| TO BE DONE |
Search the material below for the word "yang". Copy every line that has it.
────────────────
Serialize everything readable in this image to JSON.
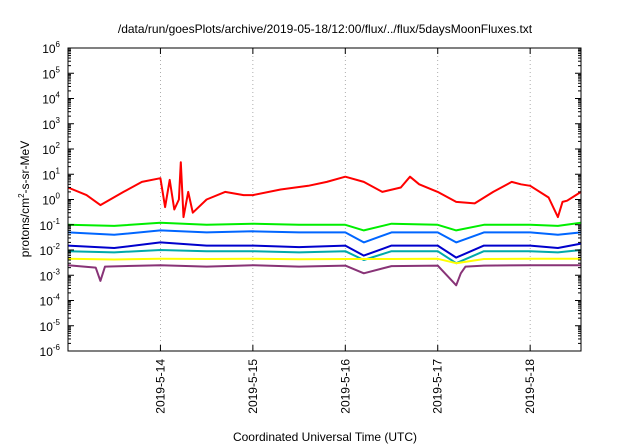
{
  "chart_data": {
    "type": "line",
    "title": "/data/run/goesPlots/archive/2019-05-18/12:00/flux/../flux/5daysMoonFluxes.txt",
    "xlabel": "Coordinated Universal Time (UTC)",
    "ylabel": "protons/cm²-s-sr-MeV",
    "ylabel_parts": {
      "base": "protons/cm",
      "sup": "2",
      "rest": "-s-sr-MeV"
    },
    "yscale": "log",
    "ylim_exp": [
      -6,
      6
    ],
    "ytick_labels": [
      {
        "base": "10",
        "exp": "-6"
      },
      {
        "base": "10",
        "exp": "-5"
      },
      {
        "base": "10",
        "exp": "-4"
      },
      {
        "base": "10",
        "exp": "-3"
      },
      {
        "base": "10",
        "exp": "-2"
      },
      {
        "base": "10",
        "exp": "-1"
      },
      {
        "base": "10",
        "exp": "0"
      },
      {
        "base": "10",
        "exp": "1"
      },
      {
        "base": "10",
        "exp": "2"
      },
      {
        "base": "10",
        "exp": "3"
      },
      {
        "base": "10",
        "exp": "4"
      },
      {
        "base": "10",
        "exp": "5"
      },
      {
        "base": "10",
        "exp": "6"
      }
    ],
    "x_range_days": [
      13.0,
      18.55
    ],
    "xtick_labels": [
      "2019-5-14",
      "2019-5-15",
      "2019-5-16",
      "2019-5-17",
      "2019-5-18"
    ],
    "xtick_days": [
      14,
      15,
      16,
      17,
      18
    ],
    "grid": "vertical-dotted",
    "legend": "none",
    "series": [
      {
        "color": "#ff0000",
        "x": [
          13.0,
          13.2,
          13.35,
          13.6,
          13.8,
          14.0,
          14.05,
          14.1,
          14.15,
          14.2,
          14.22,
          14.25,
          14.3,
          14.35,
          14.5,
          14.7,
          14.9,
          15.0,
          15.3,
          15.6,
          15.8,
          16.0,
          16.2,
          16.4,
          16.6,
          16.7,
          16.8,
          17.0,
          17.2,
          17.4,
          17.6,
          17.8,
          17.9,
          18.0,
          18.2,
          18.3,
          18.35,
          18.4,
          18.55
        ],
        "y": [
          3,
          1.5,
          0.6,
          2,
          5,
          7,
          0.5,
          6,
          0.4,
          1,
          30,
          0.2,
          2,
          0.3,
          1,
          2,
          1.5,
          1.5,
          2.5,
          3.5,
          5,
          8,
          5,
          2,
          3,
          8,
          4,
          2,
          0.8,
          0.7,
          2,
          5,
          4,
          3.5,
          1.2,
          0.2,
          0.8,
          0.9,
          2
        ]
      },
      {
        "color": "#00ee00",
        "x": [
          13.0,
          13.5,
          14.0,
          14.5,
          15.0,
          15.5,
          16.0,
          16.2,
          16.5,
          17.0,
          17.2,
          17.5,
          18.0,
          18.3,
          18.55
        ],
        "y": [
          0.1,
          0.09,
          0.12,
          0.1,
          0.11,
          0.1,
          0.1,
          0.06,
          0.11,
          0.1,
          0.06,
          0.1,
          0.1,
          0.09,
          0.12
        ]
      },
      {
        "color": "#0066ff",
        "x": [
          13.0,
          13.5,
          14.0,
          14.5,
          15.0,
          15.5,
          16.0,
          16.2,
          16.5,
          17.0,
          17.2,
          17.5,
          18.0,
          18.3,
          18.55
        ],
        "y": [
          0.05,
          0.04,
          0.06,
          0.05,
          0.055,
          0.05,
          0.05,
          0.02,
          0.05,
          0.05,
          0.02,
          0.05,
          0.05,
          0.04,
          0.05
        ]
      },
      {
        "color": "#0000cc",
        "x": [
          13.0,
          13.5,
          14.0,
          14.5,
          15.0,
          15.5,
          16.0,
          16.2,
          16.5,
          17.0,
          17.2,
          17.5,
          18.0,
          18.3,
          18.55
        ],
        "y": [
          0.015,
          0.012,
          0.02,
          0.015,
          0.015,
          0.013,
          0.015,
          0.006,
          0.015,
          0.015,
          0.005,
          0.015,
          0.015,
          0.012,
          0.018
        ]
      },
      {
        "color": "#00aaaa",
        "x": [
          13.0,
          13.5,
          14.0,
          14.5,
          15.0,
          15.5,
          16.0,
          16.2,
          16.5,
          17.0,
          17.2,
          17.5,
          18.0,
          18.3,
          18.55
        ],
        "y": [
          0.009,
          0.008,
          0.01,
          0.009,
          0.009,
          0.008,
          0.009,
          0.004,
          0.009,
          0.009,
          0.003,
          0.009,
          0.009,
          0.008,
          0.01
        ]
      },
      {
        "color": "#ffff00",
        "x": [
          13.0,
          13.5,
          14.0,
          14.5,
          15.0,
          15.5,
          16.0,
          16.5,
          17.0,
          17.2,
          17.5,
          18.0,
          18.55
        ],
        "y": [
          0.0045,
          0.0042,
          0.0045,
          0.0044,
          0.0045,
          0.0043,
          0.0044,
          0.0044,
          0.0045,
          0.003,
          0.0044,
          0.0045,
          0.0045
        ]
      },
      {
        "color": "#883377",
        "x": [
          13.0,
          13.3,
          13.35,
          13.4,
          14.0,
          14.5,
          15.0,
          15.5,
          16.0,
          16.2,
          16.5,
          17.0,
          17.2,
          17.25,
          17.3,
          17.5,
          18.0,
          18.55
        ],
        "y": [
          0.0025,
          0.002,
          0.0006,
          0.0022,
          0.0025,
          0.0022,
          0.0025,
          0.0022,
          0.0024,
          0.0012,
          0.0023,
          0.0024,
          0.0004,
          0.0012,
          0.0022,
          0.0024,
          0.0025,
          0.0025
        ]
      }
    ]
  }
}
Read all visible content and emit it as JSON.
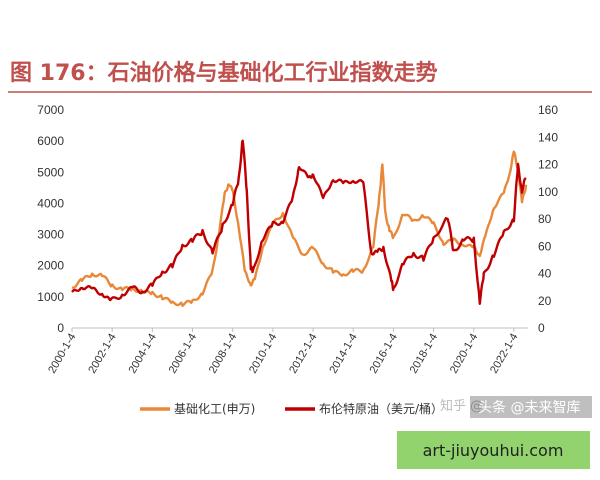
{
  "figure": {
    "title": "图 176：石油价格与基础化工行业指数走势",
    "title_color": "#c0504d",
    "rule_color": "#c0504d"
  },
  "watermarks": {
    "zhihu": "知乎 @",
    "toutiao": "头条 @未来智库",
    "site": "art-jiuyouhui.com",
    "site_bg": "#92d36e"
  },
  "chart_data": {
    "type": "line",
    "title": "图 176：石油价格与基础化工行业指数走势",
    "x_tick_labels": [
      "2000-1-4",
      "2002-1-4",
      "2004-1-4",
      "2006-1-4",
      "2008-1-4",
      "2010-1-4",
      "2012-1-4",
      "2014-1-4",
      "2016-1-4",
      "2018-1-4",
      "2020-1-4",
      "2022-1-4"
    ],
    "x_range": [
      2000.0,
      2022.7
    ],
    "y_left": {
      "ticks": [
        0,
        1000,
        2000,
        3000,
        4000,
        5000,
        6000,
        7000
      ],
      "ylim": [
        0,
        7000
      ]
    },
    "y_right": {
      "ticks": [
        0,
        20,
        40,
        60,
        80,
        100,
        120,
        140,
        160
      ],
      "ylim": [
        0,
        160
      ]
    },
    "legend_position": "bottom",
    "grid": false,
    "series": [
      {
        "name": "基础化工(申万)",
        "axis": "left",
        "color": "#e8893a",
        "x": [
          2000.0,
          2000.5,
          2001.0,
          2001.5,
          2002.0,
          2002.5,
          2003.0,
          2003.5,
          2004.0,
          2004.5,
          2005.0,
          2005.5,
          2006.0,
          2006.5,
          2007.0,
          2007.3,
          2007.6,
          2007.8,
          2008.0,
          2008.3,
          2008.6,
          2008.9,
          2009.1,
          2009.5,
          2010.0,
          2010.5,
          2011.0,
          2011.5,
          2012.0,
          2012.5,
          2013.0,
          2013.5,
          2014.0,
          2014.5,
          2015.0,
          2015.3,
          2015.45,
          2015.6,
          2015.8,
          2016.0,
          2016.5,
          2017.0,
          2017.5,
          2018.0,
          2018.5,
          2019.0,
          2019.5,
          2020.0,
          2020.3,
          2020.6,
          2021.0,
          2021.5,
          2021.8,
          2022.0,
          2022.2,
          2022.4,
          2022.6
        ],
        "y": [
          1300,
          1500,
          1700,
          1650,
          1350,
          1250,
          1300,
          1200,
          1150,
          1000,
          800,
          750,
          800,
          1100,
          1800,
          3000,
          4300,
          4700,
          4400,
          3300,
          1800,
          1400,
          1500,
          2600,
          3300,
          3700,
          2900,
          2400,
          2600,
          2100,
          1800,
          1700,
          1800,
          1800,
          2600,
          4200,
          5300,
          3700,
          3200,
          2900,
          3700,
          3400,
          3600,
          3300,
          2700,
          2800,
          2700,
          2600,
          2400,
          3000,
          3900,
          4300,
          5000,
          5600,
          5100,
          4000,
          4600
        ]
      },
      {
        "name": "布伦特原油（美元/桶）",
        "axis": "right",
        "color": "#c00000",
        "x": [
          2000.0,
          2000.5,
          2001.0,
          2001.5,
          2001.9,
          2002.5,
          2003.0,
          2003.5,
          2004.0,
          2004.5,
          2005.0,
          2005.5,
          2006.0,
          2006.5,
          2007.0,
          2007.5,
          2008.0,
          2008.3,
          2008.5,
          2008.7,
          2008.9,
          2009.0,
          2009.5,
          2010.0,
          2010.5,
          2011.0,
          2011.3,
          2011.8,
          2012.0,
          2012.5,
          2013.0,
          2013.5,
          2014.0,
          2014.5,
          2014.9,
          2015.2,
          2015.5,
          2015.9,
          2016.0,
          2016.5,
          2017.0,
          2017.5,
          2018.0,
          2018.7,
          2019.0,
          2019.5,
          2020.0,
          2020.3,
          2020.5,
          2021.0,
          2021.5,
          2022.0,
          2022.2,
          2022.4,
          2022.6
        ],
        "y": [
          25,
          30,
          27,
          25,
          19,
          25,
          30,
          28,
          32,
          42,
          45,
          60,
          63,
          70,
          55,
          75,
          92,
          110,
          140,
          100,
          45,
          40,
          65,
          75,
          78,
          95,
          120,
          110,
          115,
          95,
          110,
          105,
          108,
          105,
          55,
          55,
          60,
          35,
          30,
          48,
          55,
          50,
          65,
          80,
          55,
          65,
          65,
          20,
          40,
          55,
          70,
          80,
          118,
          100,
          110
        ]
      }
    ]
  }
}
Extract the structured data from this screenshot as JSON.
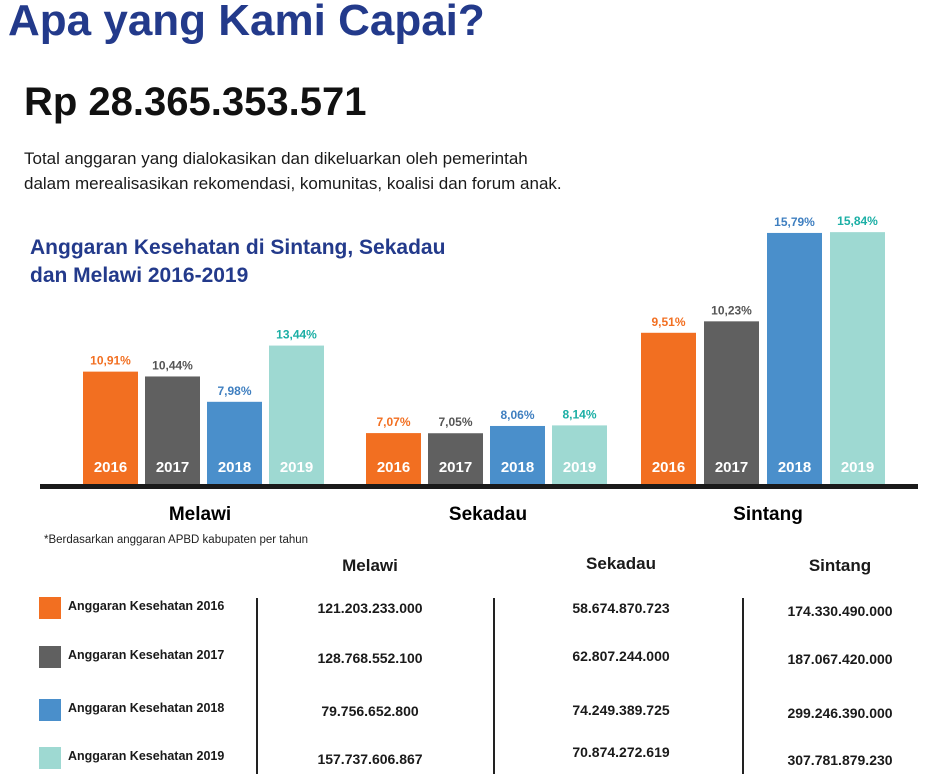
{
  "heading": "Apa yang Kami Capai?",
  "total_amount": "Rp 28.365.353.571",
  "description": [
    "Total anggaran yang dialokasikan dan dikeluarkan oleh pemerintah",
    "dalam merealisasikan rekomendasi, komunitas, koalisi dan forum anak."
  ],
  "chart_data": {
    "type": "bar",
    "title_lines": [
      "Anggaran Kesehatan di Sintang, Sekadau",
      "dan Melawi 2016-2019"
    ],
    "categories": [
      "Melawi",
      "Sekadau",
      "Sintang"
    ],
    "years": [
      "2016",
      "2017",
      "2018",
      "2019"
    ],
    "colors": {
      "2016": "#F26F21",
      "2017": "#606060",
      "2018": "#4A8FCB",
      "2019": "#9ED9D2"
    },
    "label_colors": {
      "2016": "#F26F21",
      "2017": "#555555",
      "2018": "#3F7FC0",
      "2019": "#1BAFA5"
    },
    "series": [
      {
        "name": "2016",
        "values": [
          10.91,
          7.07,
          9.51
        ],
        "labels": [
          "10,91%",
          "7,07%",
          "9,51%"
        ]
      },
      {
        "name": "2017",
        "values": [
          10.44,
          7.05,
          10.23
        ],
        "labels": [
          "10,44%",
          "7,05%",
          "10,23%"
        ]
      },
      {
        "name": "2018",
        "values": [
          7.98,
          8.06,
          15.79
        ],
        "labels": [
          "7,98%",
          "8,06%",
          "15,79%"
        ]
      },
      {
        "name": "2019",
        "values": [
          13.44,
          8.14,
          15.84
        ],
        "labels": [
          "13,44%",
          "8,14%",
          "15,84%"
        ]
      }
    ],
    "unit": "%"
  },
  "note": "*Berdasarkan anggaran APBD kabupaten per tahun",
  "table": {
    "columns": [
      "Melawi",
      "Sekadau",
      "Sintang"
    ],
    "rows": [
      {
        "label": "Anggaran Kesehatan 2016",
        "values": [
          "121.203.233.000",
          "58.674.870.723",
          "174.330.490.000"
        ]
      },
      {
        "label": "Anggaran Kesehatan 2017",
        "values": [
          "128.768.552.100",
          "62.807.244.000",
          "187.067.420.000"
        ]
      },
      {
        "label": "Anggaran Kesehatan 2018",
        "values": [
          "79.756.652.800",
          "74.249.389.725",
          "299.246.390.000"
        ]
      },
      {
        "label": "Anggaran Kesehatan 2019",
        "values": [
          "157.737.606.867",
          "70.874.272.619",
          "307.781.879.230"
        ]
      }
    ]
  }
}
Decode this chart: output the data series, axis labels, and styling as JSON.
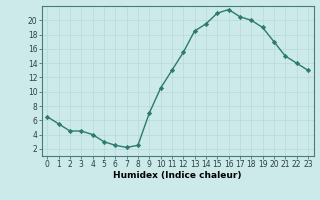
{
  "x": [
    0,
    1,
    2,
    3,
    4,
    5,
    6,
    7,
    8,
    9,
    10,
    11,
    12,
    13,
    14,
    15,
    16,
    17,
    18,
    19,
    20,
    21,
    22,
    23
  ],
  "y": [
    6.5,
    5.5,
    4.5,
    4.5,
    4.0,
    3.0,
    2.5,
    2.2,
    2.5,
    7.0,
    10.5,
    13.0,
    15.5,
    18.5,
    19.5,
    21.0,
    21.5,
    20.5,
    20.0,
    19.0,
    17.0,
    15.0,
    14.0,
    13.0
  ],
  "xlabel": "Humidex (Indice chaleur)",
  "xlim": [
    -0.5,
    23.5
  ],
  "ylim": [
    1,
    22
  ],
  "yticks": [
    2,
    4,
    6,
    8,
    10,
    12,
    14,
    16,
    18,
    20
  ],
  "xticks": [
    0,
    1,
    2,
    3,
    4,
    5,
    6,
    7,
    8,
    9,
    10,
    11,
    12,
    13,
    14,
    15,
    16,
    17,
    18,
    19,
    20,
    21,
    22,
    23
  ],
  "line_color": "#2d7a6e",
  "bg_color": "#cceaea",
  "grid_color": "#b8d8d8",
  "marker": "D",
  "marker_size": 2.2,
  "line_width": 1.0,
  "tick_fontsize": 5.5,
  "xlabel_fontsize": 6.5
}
────────────────
| THE RESPONSE |
  "heading": "Apa yang Kami Capai?",
    "Total anggaran yang dialokasikan dan dikeluarkan oleh pemerintah",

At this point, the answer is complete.